Your answer should be one number, the count of lines in the records that carry the string "courte".

[Task material Boundary: Start]

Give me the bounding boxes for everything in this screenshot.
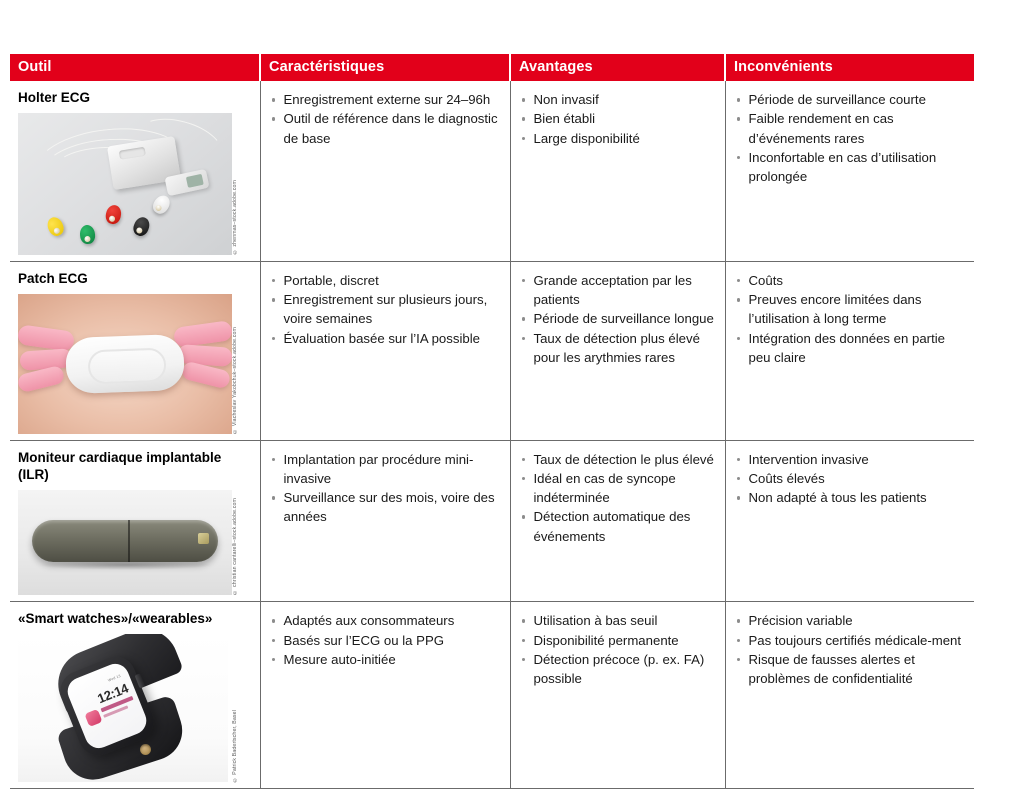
disadvantages-list: Intervention invasive Coûts élevés Non a…: [726, 441, 975, 518]
features-cell: Portable, discret Enregistrement sur plu…: [260, 261, 510, 440]
advantages-list: Utilisation à bas seuil Disponibilité pe…: [511, 602, 725, 698]
electrode-red: [104, 203, 123, 225]
tool-title: Holter ECG: [18, 89, 233, 107]
photo-wrap: Wed 13 12:14 © Patrick Badertsche: [18, 634, 232, 782]
features-cell: Enregistrement externe sur 24–96h Outil …: [260, 81, 510, 261]
list-item: Surveillance sur des mois, voire des ann…: [271, 488, 500, 527]
list-item: Inconfortable en cas d’utilisation prolo…: [736, 148, 965, 187]
list-item: Implantation par procédure mini-invasive: [271, 450, 500, 489]
features-list: Adaptés aux consommateurs Basés sur l’EC…: [261, 602, 510, 679]
electrode-green: [79, 224, 96, 244]
list-item: Coûts: [736, 271, 965, 290]
features-list: Portable, discret Enregistrement sur plu…: [261, 262, 510, 358]
table-row: Holter ECG: [10, 81, 974, 261]
list-item: Évaluation basée sur l’IA possible: [271, 329, 500, 348]
disadvantages-cell: Intervention invasive Coûts élevés Non a…: [725, 440, 974, 602]
features-list: Implantation par procédure mini-invasive…: [261, 441, 510, 537]
list-item: Non adapté à tous les patients: [736, 488, 965, 507]
header-avantages: Avantages: [510, 54, 725, 81]
list-item: Taux de détection le plus élevé: [521, 450, 715, 469]
table-row: Moniteur cardiaque implantable (ILR) © c…: [10, 440, 974, 602]
tool-title: «Smart watches»/«wearables»: [18, 610, 233, 628]
table-row: «Smart watches»/«wearables» Wed 13 12:14: [10, 602, 974, 789]
table-header: Outil Caractéristiques Avantages Inconvé…: [10, 54, 974, 81]
disadvantages-list: Période de surveillance courte Faible re…: [726, 81, 975, 196]
holter-ecg-photo: [18, 113, 232, 255]
list-item: Intégration des données en partie peu cl…: [736, 329, 965, 368]
list-item: Non invasif: [521, 90, 715, 109]
list-item: Risque de fausses alertes et problèmes d…: [736, 650, 965, 689]
list-item: Idéal en cas de syncope indéterminée: [521, 469, 715, 508]
list-item: Adaptés aux consommateurs: [271, 611, 500, 630]
list-item: Période de surveillance courte: [736, 90, 965, 109]
disadvantages-list: Coûts Preuves encore limitées dans l’uti…: [726, 262, 975, 377]
electrode-black: [131, 215, 152, 238]
tool-cell: Holter ECG: [10, 81, 260, 261]
table-header-row: Outil Caractéristiques Avantages Inconvé…: [10, 54, 974, 81]
advantages-cell: Grande acceptation par les patients Péri…: [510, 261, 725, 440]
list-item: Preuves encore limitées dans l’utilisati…: [736, 290, 965, 329]
list-item: Outil de référence dans le diagnostic de…: [271, 109, 500, 148]
list-item: Large disponibilité: [521, 129, 715, 148]
photo-wrap: © zhenmas–stock.adobe.com: [18, 113, 232, 255]
tool-title: Patch ECG: [18, 270, 233, 288]
tool-cell: Moniteur cardiaque implantable (ILR) © c…: [10, 440, 260, 602]
watch-notification-icon: [84, 709, 102, 727]
list-item: Utilisation à bas seuil: [521, 611, 715, 630]
advantages-cell: Taux de détection le plus élevé Idéal en…: [510, 440, 725, 602]
list-item: Disponibilité permanente: [521, 631, 715, 650]
advantages-list: Grande acceptation par les patients Péri…: [511, 262, 725, 377]
smartwatch-photo: Wed 13 12:14: [18, 634, 228, 782]
page-root: Outil Caractéristiques Avantages Inconvé…: [0, 0, 1024, 801]
header-inconvenients: Inconvénients: [725, 54, 974, 81]
list-item: Faible rendement en cas d’événements rar…: [736, 109, 965, 148]
features-list: Enregistrement externe sur 24–96h Outil …: [261, 81, 510, 158]
image-credit: © Patrick Badertscher, Basel: [233, 710, 238, 782]
features-cell: Implantation par procédure mini-invasive…: [260, 440, 510, 602]
list-item: Grande acceptation par les patients: [521, 271, 715, 310]
image-credit: © zhenmas–stock.adobe.com: [233, 180, 238, 254]
table-row: Patch ECG: [10, 261, 974, 440]
implantable-loop-recorder-photo: [18, 490, 232, 595]
header-outil: Outil: [10, 54, 260, 81]
list-item: Basés sur l’ECG ou la PPG: [271, 631, 500, 650]
disadvantages-cell: Coûts Preuves encore limitées dans l’uti…: [725, 261, 974, 440]
patch-ecg-photo: [18, 294, 232, 434]
watch-band-buckle: [140, 744, 151, 755]
ecg-patch-device: [65, 334, 185, 394]
list-item: Portable, discret: [271, 271, 500, 290]
list-item: Détection automatique des événements: [521, 507, 715, 546]
list-item: Enregistrement sur plusieurs jours, voir…: [271, 290, 500, 329]
disadvantages-cell: Précision variable Pas toujours certifié…: [725, 602, 974, 789]
disadvantages-cell: Période de surveillance courte Faible re…: [725, 81, 974, 261]
electrode-yellow: [45, 215, 66, 238]
advantages-cell: Non invasif Bien établi Large disponibil…: [510, 81, 725, 261]
electrode-white: [150, 192, 173, 216]
list-item: Enregistrement externe sur 24–96h: [271, 90, 500, 109]
advantages-cell: Utilisation à bas seuil Disponibilité pe…: [510, 602, 725, 789]
features-cell: Adaptés aux consommateurs Basés sur l’EC…: [260, 602, 510, 789]
image-credit: © Viacheslav Yakobchuk–stock.adobe.com: [233, 327, 238, 434]
list-item: Précision variable: [736, 611, 965, 630]
list-item: Mesure auto-initiée: [271, 650, 500, 669]
list-item: Période de surveillance longue: [521, 309, 715, 328]
loop-recorder-body: [32, 520, 218, 562]
advantages-list: Taux de détection le plus élevé Idéal en…: [511, 441, 725, 556]
tool-title: Moniteur cardiaque implantable (ILR): [18, 449, 233, 485]
image-credit: © christian cantarelli–stock.adobe.com: [233, 498, 238, 595]
disadvantages-list: Précision variable Pas toujours certifié…: [726, 602, 975, 698]
table-body: Holter ECG: [10, 81, 974, 789]
header-caracteristiques: Caractéristiques: [260, 54, 510, 81]
list-item: Détection précoce (p. ex. FA) possible: [521, 650, 715, 689]
tool-cell: «Smart watches»/«wearables» Wed 13 12:14: [10, 602, 260, 789]
comparison-table: Outil Caractéristiques Avantages Inconvé…: [10, 54, 974, 789]
tool-cell: Patch ECG: [10, 261, 260, 440]
list-item: Intervention invasive: [736, 450, 965, 469]
photo-wrap: © Viacheslav Yakobchuk–stock.adobe.com: [18, 294, 232, 434]
advantages-list: Non invasif Bien établi Large disponibil…: [511, 81, 725, 158]
photo-wrap: © christian cantarelli–stock.adobe.com: [18, 490, 232, 595]
list-item: Bien établi: [521, 109, 715, 128]
list-item: Taux de détection plus élevé pour les ar…: [521, 329, 715, 368]
list-item: Coûts élevés: [736, 469, 965, 488]
list-item: Pas toujours certifiés médicale-ment: [736, 631, 965, 650]
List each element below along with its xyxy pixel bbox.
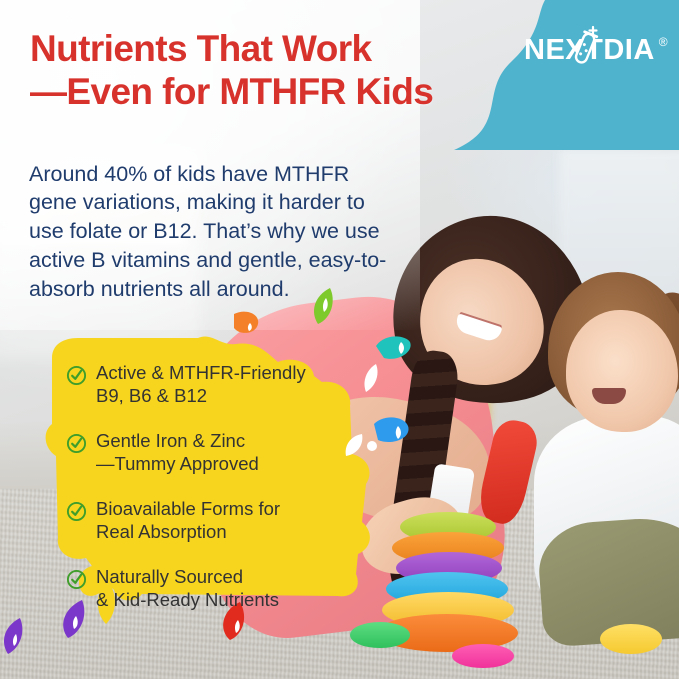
list-item-line-1: Bioavailable Forms for xyxy=(96,498,280,519)
page-title: Nutrients That Work —Even for MTHFR Kids xyxy=(30,28,500,114)
list-item-line-1: Active & MTHFR-Friendly xyxy=(96,362,306,383)
trademark-symbol: ® xyxy=(659,35,668,49)
white-highlight-drop xyxy=(356,362,382,396)
check-circle-icon xyxy=(66,501,87,522)
check-circle-icon xyxy=(66,569,87,590)
droplet-purple xyxy=(0,616,26,656)
list-item: Active & MTHFR-Friendly B9, B6 & B12 xyxy=(66,362,356,408)
droplet-green xyxy=(306,286,336,326)
list-item: Bioavailable Forms for Real Absorption xyxy=(66,498,356,544)
list-item-line-2: —Tummy Approved xyxy=(96,453,259,476)
droplet-orange xyxy=(230,310,262,336)
droplet-blue xyxy=(370,414,412,446)
list-item-line-2: B9, B6 & B12 xyxy=(96,385,306,408)
list-item-line-1: Gentle Iron & Zinc xyxy=(96,430,245,451)
check-circle-icon xyxy=(66,365,87,386)
headline-line-2: —Even for MTHFR Kids xyxy=(30,71,500,114)
loose-ring-yellow xyxy=(600,624,662,654)
list-item-line-2: Real Absorption xyxy=(96,521,280,544)
body-paragraph: Around 40% of kids have MTHFR gene varia… xyxy=(29,160,401,304)
toddler-face xyxy=(566,310,678,432)
headline-line-1: Nutrients That Work xyxy=(30,28,500,71)
brand-logo[interactable]: NEXTDIA ® xyxy=(524,34,668,67)
list-item-line-2: & Kid-Ready Nutrients xyxy=(96,589,279,612)
droplet-teal xyxy=(370,334,414,362)
loose-ring-pink xyxy=(452,644,514,668)
toddler-pants xyxy=(536,514,679,647)
benefits-list: Active & MTHFR-Friendly B9, B6 & B12 Gen… xyxy=(66,362,356,634)
list-item: Naturally Sourced & Kid-Ready Nutrients xyxy=(66,566,356,612)
list-item: Gentle Iron & Zinc —Tummy Approved xyxy=(66,430,356,476)
test-tube-icon xyxy=(571,25,599,74)
marketing-image: NEXTDIA ® Nutrients That Work —Even for … xyxy=(0,0,679,679)
check-circle-icon xyxy=(66,433,87,454)
list-item-line-1: Naturally Sourced xyxy=(96,566,243,587)
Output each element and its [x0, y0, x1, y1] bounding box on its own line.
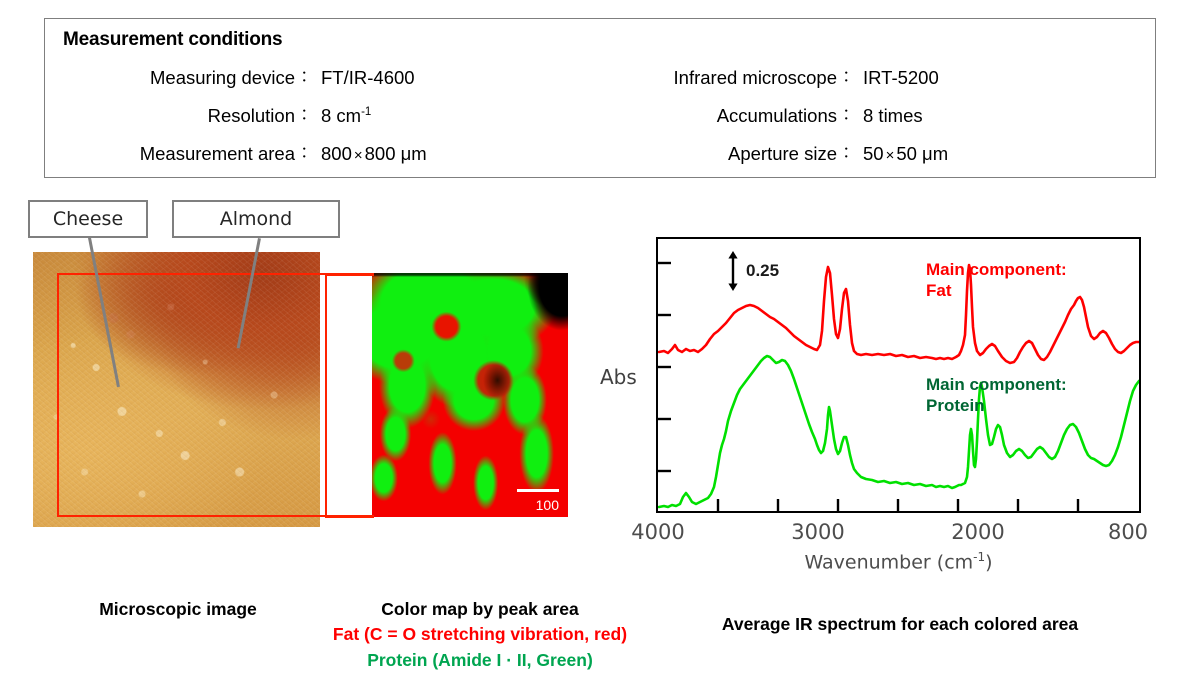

[Task material Boundary: End]

### Answer to this task
3